Reproduce the lines of the material exactly, excluding every image.
────
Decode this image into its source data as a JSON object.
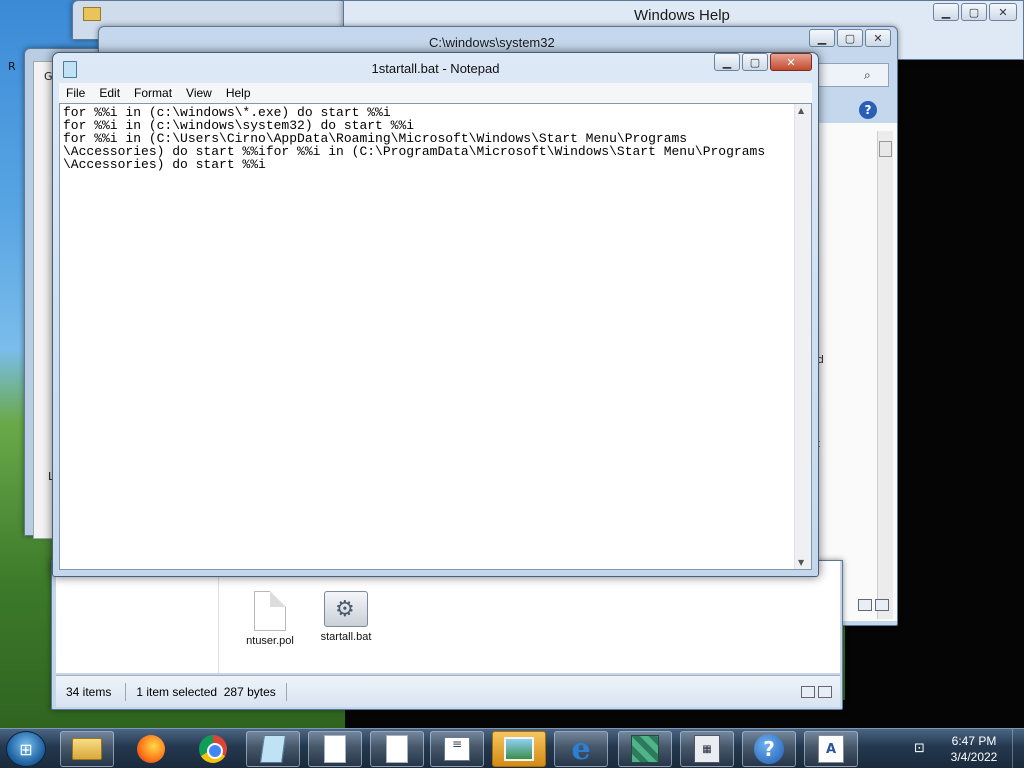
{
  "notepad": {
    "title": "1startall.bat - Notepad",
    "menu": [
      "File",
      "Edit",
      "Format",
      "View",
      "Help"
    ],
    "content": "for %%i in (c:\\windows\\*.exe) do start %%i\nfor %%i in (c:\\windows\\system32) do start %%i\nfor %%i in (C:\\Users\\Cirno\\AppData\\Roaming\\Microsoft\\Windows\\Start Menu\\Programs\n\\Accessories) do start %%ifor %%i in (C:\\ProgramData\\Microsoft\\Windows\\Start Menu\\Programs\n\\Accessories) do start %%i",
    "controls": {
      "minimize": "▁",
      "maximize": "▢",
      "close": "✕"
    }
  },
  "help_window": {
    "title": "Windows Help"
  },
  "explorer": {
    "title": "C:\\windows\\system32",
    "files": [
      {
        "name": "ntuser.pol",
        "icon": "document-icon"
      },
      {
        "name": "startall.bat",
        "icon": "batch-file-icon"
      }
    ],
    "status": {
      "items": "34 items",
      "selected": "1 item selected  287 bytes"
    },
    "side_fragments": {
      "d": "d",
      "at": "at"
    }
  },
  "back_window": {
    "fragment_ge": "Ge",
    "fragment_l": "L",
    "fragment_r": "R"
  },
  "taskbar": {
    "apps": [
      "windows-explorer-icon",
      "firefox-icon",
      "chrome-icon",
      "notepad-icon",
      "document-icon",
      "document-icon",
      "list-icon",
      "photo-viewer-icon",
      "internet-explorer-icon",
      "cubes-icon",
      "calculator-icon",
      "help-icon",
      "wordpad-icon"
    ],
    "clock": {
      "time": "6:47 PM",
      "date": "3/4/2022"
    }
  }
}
────
§ TASK ANSWER:
Decode this image into its source data as a JSON object.
{
  "notepad": {
    "title": "1startall.bat - Notepad",
    "menu": [
      "File",
      "Edit",
      "Format",
      "View",
      "Help"
    ],
    "content": "for %%i in (c:\\windows\\*.exe) do start %%i\nfor %%i in (c:\\windows\\system32) do start %%i\nfor %%i in (C:\\Users\\Cirno\\AppData\\Roaming\\Microsoft\\Windows\\Start Menu\\Programs\n\\Accessories) do start %%ifor %%i in (C:\\ProgramData\\Microsoft\\Windows\\Start Menu\\Programs\n\\Accessories) do start %%i",
    "controls": {
      "minimize": "▁",
      "maximize": "▢",
      "close": "✕"
    }
  },
  "help_window": {
    "title": "Windows Help"
  },
  "explorer": {
    "title": "C:\\windows\\system32",
    "files": [
      {
        "name": "ntuser.pol",
        "icon": "document-icon"
      },
      {
        "name": "startall.bat",
        "icon": "batch-file-icon"
      }
    ],
    "status": {
      "items": "34 items",
      "selected": "1 item selected  287 bytes"
    },
    "side_fragments": {
      "d": "d",
      "at": "at"
    }
  },
  "back_window": {
    "fragment_ge": "Ge",
    "fragment_l": "L",
    "fragment_r": "R"
  },
  "taskbar": {
    "apps": [
      "windows-explorer-icon",
      "firefox-icon",
      "chrome-icon",
      "notepad-icon",
      "document-icon",
      "document-icon",
      "list-icon",
      "photo-viewer-icon",
      "internet-explorer-icon",
      "cubes-icon",
      "calculator-icon",
      "help-icon",
      "wordpad-icon"
    ],
    "clock": {
      "time": "6:47 PM",
      "date": "3/4/2022"
    }
  }
}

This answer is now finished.